## Your instructions
Repeat the data word for word. Do not include the pictures.

---+---

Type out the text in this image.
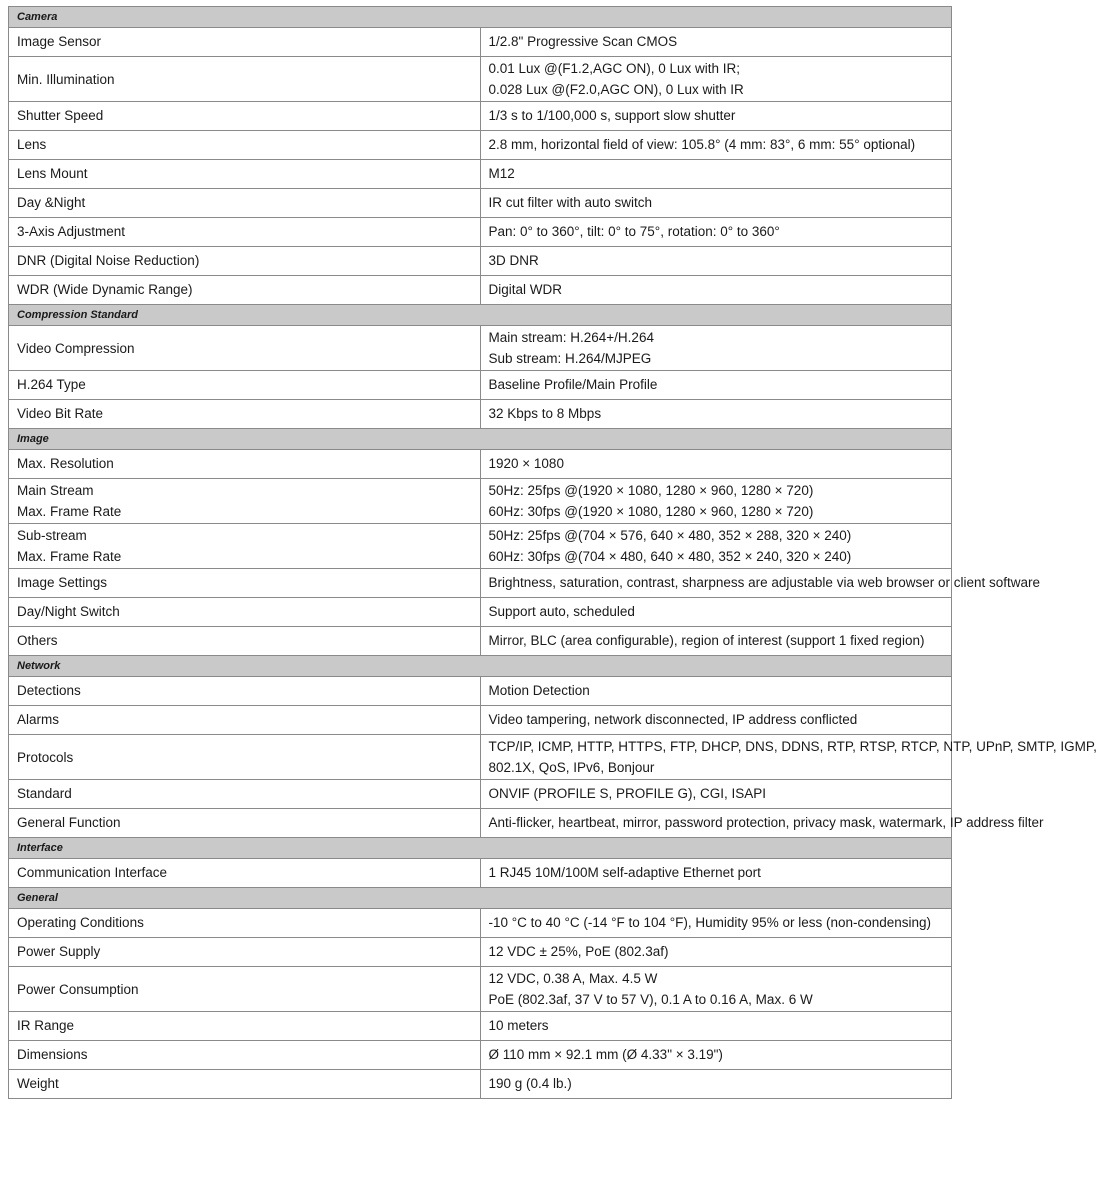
Camera	

Image Sensor	1/2.8" Progressive Scan CMOS

Min. Illumination	0.01 Lux @(F1.2,AGC ON), 0 Lux with IR;
0.028 Lux @(F2.0,AGC ON), 0 Lux with IR

Shutter Speed	1/3 s to 1/100,000 s, support slow shutter

Lens	2.8 mm, horizontal field of view: 105.8° (4 mm: 83°, 6 mm: 55° optional)

Lens Mount	M12

Day &Night	IR cut filter with auto switch

3-Axis Adjustment	Pan: 0° to 360°, tilt: 0° to 75°, rotation: 0° to 360°

DNR (Digital Noise Reduction)	3D DNR

WDR (Wide Dynamic Range)	Digital WDR

Compression Standard	

Video Compression	Main stream: H.264+/H.264
Sub stream: H.264/MJPEG

H.264 Type	Baseline Profile/Main Profile

Video Bit Rate	32 Kbps to 8 Mbps

Image	

Max. Resolution	1920 × 1080

Main Stream
Max. Frame Rate	50Hz: 25fps @(1920 × 1080, 1280 × 960, 1280 × 720)
60Hz: 30fps @(1920 × 1080, 1280 × 960, 1280 × 720)

Sub-stream
Max. Frame Rate	50Hz: 25fps @(704 × 576, 640 × 480, 352 × 288, 320 × 240)
60Hz: 30fps @(704 × 480, 640 × 480, 352 × 240, 320 × 240)

Image Settings	Brightness, saturation, contrast, sharpness are adjustable via web browser or client software

Day/Night Switch	Support auto, scheduled

Others	Mirror, BLC (area configurable), region of interest (support 1 fixed region)

Network	

Detections	Motion Detection

Alarms	Video tampering, network disconnected, IP address conflicted

Protocols	TCP/IP, ICMP, HTTP, HTTPS, FTP, DHCP, DNS, DDNS, RTP, RTSP, RTCP, NTP, UPnP, SMTP, IGMP,
802.1X, QoS, IPv6, Bonjour

Standard	ONVIF (PROFILE S, PROFILE G), CGI, ISAPI

General Function	Anti-flicker, heartbeat, mirror, password protection, privacy mask, watermark, IP address filter

Interface	

Communication Interface	1 RJ45 10M/100M self-adaptive Ethernet port

General	

Operating Conditions	-10 °C to 40 °C (-14 °F to 104 °F), Humidity 95% or less (non-condensing)

Power Supply	12 VDC ± 25%, PoE (802.3af)

Power Consumption	12 VDC, 0.38 A, Max. 4.5 W
PoE (802.3af, 37 V to 57 V), 0.1 A to 0.16 A, Max. 6 W

IR Range	10 meters

Dimensions	Ø 110 mm × 92.1 mm (Ø 4.33" × 3.19")

Weight	190 g (0.4 lb.)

---+---

## Exercise answer
Type out the text in this image.
Camera	

Image Sensor	1/2.8" Progressive Scan CMOS

Min. Illumination	0.01 Lux @(F1.2,AGC ON), 0 Lux with IR;
0.028 Lux @(F2.0,AGC ON), 0 Lux with IR

Shutter Speed	1/3 s to 1/100,000 s, support slow shutter

Lens	2.8 mm, horizontal field of view: 105.8° (4 mm: 83°, 6 mm: 55° optional)

Lens Mount	M12

Day &Night	IR cut filter with auto switch

3-Axis Adjustment	Pan: 0° to 360°, tilt: 0° to 75°, rotation: 0° to 360°

DNR (Digital Noise Reduction)	3D DNR

WDR (Wide Dynamic Range)	Digital WDR

Compression Standard	

Video Compression	Main stream: H.264+/H.264
Sub stream: H.264/MJPEG

H.264 Type	Baseline Profile/Main Profile

Video Bit Rate	32 Kbps to 8 Mbps

Image	

Max. Resolution	1920 × 1080

Main Stream
Max. Frame Rate	50Hz: 25fps @(1920 × 1080, 1280 × 960, 1280 × 720)
60Hz: 30fps @(1920 × 1080, 1280 × 960, 1280 × 720)

Sub-stream
Max. Frame Rate	50Hz: 25fps @(704 × 576, 640 × 480, 352 × 288, 320 × 240)
60Hz: 30fps @(704 × 480, 640 × 480, 352 × 240, 320 × 240)

Image Settings	Brightness, saturation, contrast, sharpness are adjustable via web browser or client software

Day/Night Switch	Support auto, scheduled

Others	Mirror, BLC (area configurable), region of interest (support 1 fixed region)

Network	

Detections	Motion Detection

Alarms	Video tampering, network disconnected, IP address conflicted

Protocols	TCP/IP, ICMP, HTTP, HTTPS, FTP, DHCP, DNS, DDNS, RTP, RTSP, RTCP, NTP, UPnP, SMTP, IGMP,
802.1X, QoS, IPv6, Bonjour

Standard	ONVIF (PROFILE S, PROFILE G), CGI, ISAPI

General Function	Anti-flicker, heartbeat, mirror, password protection, privacy mask, watermark, IP address filter

Interface	

Communication Interface	1 RJ45 10M/100M self-adaptive Ethernet port

General	

Operating Conditions	-10 °C to 40 °C (-14 °F to 104 °F), Humidity 95% or less (non-condensing)

Power Supply	12 VDC ± 25%, PoE (802.3af)

Power Consumption	12 VDC, 0.38 A, Max. 4.5 W
PoE (802.3af, 37 V to 57 V), 0.1 A to 0.16 A, Max. 6 W

IR Range	10 meters

Dimensions	Ø 110 mm × 92.1 mm (Ø 4.33" × 3.19")

Weight	190 g (0.4 lb.)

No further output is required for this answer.